* [Passage to read]:
━━━━━━━━━━━━━━━━
Crow Crag. The window on the bottom left is the window 'that faces look in at'.
The ever-wonderful people at Picnic Cinema have announced the dates for the 2019 screenings of Withnail & I at Crow Crag, aka Uncle Monty's, aka (in real life) Sleddale Hall at Wet Sleddale in Cumbria's Lake District. For those if you in the know, the dates and the on-sale date for the tickets is below. For those of you not in the know, have a read of this (lengthy!) blog entry from a few years back, which will give you the crack (as they say in these parts).
So, the all important dates are Friday 28th and Saturday 28th of June.
Tickets will go on sale on Thursday 21st February at 10am (and be aware, in previous years they have sold out in 20 minutes...)
For more info, and to sign up to Picnic Cinema's mailing list, go to:
https://www.edenarts.co.uk/projects/picnic-cinema
To celebrate the screenings of a certain film up at Crow Crag this weekend and next, here's a little Withnail treat. A little while back I came across a very special, one-off customised Withnail model Jaguar being offered for sale online, and I had to have it. No burglary was involved, and within days it arrived at the Little Shop. Its creator, the very talented model maker Joe Nagle has this to say about it:
"It was originally the colour that is underneath the bonnet [red], I went for a matt finish to replicate the Jag in the film, the wheels were wire spoked on the model but I had to hide this, also weathering and rust was matched to the original by using screen grabs. The finishing touches of course were the removal of the driver's side windscreen wiper and the correct number plate, but perhaps the most iconic thing about the car is the removal of the left headlight which just completes that Withnail look."
━━━━━━━━━━━━━━━━
* [Data extract]:
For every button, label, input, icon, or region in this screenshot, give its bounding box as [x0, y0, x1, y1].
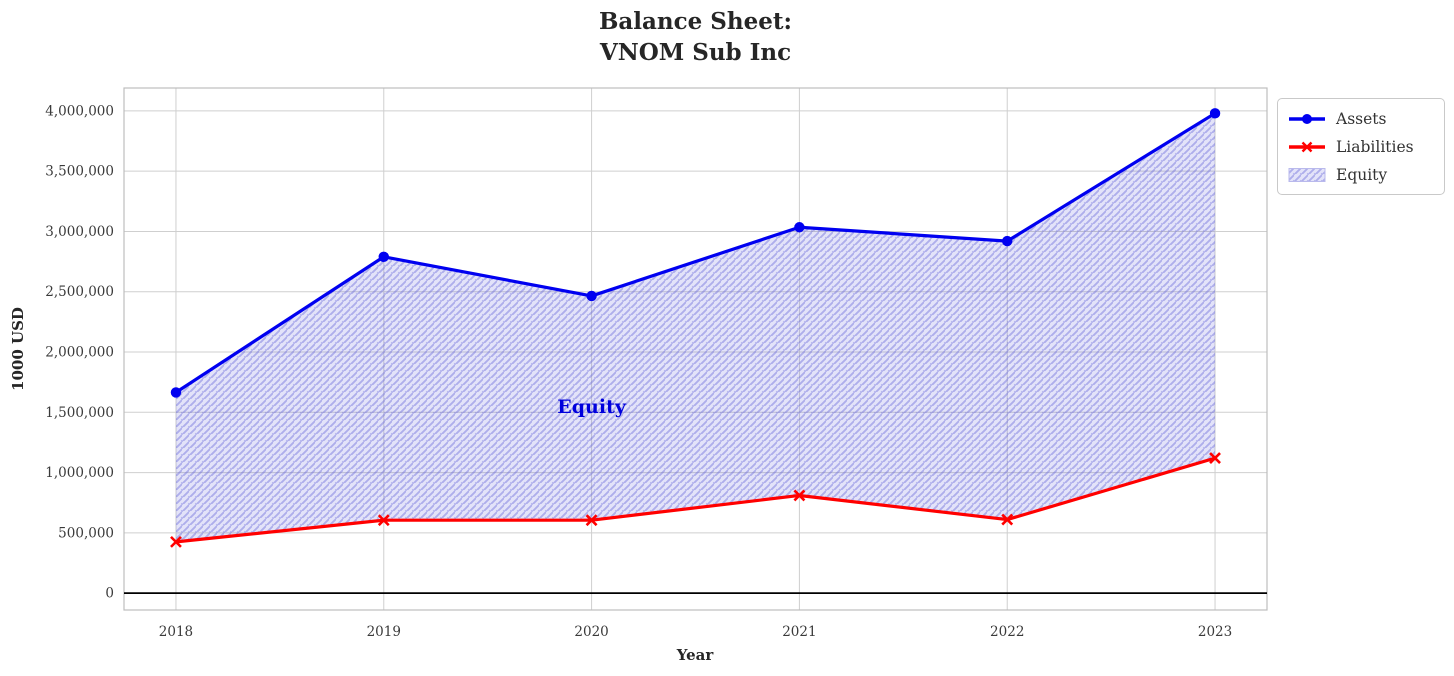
━━━━━━━━━━━━━━━━
* [Stated goal]:
Answer these about the page on the Crow Crag screenings:
(a) What is Crow Crag called in real life, and where is it?
(b) When do the tickets go on sale?
(c) Which headlight was removed from the model Jaguar?
The lines have nothing to do with the text.

* [Solution for this exercise]:
(a) Sleddale Hall, at Wet Sleddale in Cumbria's Lake District.
(b) Thursday 21st February at 10am.
(c) The left headlight.